◆ Your objective: Search the data for the word "TradingView" and copy every line where it occurs.
-.-.-
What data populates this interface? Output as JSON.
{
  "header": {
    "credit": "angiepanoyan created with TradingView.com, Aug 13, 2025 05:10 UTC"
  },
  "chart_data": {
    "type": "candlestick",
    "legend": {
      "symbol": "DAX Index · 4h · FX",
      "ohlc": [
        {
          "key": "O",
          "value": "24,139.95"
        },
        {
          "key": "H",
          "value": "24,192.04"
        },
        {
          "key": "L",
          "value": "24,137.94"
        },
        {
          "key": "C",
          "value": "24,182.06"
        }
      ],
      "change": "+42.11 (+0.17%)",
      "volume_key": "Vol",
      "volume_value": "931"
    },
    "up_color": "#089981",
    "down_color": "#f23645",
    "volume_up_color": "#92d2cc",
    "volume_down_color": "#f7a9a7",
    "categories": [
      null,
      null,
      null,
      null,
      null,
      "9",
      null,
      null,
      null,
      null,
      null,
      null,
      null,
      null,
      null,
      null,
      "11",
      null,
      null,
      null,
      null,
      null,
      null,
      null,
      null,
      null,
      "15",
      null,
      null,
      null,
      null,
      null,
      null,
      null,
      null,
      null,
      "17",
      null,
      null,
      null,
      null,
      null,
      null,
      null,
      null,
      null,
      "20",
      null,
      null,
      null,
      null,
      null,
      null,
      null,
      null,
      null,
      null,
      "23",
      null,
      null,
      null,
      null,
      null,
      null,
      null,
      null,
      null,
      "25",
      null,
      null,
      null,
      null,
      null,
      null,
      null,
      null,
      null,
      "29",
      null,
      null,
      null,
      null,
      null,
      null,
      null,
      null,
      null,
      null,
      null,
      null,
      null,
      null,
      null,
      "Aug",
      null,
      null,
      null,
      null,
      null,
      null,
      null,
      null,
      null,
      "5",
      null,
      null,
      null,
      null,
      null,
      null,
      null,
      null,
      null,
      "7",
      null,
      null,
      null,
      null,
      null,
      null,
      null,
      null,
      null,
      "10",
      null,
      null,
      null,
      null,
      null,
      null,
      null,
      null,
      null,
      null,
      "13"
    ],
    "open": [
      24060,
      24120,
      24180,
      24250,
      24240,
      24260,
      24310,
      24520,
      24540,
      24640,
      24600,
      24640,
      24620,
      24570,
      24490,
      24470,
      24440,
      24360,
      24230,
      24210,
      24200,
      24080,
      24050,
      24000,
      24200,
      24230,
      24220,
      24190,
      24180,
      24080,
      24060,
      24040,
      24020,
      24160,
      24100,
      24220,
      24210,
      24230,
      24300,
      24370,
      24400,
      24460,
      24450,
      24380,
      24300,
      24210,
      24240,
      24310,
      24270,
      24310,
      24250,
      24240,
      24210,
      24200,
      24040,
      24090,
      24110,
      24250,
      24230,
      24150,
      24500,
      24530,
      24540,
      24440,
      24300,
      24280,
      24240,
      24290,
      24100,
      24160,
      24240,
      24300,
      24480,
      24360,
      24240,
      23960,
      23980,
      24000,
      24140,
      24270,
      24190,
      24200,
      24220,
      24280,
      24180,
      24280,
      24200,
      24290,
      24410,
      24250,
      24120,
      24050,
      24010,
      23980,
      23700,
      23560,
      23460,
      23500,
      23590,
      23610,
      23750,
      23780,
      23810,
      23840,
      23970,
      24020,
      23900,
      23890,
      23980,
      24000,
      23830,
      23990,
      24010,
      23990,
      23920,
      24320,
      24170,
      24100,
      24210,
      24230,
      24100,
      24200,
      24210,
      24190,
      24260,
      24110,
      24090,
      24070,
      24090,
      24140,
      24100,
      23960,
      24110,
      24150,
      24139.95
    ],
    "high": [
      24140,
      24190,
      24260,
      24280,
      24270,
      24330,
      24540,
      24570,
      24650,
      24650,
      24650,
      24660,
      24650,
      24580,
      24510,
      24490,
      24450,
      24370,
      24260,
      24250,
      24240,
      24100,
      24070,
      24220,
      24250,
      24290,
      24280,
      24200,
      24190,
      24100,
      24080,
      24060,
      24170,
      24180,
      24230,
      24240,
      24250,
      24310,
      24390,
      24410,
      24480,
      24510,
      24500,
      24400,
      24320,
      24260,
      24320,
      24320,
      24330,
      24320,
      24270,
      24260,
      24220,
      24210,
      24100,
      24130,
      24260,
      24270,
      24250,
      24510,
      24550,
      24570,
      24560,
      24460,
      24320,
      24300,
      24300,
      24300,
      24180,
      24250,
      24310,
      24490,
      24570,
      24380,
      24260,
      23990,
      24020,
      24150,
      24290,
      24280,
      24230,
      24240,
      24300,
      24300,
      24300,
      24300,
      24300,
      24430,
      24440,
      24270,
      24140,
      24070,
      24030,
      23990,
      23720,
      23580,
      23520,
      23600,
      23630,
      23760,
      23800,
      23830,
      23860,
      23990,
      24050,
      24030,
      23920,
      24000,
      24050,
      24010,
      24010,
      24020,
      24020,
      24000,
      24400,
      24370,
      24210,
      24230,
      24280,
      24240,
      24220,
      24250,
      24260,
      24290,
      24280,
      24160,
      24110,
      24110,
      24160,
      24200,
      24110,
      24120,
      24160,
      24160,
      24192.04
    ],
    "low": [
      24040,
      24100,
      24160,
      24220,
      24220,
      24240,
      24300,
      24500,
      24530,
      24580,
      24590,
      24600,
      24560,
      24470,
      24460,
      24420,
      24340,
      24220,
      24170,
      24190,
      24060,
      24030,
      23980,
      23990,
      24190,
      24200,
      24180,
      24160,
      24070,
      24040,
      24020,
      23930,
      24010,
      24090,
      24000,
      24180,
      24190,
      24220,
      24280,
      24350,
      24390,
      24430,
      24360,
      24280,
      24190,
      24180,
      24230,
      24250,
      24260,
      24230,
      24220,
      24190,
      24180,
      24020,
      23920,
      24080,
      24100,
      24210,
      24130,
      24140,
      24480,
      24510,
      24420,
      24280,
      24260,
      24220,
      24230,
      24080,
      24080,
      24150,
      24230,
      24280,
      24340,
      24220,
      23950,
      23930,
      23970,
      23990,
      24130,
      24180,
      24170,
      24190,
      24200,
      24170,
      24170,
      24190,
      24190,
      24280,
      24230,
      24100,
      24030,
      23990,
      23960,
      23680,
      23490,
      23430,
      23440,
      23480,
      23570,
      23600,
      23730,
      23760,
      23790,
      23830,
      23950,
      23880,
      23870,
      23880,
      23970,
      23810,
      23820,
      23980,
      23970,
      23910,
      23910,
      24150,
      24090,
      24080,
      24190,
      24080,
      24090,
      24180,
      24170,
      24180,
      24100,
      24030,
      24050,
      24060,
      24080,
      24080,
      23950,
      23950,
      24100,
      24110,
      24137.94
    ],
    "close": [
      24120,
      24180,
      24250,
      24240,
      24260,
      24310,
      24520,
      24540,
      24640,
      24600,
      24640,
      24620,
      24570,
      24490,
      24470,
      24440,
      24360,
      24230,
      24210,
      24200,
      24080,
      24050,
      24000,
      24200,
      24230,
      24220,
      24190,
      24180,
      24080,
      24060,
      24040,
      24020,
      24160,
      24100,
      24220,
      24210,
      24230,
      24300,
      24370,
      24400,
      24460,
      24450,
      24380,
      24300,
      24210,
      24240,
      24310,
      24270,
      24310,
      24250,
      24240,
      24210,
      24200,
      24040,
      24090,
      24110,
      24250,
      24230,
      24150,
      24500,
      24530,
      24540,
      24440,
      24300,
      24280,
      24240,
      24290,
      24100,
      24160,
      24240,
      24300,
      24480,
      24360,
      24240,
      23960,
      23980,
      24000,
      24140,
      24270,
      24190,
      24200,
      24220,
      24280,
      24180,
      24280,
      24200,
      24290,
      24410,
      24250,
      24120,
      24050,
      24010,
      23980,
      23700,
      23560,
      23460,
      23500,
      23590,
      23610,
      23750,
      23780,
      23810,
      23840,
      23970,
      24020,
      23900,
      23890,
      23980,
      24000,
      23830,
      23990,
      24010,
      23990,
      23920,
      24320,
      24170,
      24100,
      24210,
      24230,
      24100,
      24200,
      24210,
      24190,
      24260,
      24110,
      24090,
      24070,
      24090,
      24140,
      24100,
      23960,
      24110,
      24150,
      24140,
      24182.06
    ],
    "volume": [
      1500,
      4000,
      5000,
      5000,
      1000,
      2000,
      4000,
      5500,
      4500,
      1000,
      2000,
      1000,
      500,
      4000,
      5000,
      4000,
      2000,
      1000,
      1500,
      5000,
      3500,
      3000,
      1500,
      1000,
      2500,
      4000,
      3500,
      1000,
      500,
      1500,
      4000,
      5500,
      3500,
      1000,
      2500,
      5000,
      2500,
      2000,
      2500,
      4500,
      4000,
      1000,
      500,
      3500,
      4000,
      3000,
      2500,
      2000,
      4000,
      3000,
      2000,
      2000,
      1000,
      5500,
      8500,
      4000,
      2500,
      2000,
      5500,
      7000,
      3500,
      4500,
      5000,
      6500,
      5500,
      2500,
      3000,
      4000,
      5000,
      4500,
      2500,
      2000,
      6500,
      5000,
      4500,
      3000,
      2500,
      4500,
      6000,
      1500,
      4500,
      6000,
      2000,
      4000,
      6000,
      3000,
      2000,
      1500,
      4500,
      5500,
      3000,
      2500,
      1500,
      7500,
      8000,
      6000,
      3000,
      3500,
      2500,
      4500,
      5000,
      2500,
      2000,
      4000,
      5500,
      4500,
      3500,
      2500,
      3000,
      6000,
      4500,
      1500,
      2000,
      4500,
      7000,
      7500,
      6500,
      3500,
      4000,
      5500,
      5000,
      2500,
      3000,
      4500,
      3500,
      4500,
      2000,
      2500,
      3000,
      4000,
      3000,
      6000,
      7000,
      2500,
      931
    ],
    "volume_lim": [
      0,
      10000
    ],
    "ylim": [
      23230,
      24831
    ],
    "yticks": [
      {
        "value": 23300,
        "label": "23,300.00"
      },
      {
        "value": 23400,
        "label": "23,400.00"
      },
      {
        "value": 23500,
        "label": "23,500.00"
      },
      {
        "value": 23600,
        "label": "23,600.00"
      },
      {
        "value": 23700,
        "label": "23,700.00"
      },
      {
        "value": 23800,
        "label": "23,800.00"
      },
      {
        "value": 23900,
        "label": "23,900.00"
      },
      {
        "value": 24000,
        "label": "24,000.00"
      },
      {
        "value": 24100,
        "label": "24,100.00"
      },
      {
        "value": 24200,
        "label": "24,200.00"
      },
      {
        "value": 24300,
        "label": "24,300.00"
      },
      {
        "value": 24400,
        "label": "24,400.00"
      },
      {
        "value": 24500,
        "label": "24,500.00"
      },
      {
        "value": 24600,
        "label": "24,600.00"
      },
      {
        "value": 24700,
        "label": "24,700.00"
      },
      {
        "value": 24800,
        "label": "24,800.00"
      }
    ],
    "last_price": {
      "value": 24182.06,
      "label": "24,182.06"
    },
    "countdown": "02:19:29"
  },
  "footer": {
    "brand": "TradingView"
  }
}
-.-.-
◆ Exercise response:
    "credit": "angiepanoyan created with TradingView.com, Aug 13, 2025 05:10 UTC"
    "brand": "TradingView"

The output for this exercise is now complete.